## WRITTEN TASK:
Report every line in the listing below where the string "depth" shows up.

(Collected data entries)
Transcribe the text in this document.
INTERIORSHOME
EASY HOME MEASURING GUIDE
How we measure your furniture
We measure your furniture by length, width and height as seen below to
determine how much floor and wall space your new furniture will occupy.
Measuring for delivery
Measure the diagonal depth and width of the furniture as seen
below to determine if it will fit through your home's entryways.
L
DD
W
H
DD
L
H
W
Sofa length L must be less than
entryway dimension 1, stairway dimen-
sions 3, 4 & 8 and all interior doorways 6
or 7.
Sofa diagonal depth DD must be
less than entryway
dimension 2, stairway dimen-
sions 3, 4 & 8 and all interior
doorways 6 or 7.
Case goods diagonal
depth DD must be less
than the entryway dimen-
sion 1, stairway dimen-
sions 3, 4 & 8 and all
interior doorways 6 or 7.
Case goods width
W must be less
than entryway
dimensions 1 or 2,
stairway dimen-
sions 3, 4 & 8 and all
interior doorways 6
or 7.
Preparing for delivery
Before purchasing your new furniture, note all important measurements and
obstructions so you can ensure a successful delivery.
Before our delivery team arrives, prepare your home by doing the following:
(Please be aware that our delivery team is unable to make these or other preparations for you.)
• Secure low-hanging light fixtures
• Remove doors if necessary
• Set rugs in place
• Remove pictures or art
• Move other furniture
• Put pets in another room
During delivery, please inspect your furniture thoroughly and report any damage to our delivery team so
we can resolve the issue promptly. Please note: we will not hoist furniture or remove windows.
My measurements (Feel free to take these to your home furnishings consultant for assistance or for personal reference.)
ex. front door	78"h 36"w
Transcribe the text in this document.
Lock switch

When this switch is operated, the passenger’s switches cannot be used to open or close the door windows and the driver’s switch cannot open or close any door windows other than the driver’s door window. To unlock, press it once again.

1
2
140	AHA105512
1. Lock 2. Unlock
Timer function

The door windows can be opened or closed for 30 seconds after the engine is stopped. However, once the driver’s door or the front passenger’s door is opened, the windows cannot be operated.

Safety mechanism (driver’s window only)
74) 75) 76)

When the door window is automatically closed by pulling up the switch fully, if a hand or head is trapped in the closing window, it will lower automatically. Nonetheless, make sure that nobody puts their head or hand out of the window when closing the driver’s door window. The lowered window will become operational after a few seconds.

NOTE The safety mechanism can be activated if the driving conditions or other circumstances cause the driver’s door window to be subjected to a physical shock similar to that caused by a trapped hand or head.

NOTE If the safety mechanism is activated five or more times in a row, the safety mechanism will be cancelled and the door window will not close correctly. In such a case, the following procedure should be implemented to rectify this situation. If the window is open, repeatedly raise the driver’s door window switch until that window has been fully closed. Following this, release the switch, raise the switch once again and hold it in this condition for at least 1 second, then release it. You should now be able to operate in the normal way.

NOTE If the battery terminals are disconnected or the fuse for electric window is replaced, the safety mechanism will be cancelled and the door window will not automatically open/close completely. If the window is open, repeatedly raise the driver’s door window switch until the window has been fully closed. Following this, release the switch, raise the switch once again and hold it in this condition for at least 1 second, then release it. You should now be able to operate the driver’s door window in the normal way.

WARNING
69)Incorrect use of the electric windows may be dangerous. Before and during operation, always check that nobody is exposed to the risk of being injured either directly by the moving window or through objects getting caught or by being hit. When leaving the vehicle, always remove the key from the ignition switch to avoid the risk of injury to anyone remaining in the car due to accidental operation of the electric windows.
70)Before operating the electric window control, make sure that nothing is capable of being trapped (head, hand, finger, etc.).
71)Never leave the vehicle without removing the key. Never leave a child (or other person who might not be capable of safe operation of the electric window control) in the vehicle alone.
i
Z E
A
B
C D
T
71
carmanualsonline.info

## TASK RESPONSE:
Measure the diagonal depth and width of the furniture as seen
Sofa diagonal depth DD must be
depth DD must be less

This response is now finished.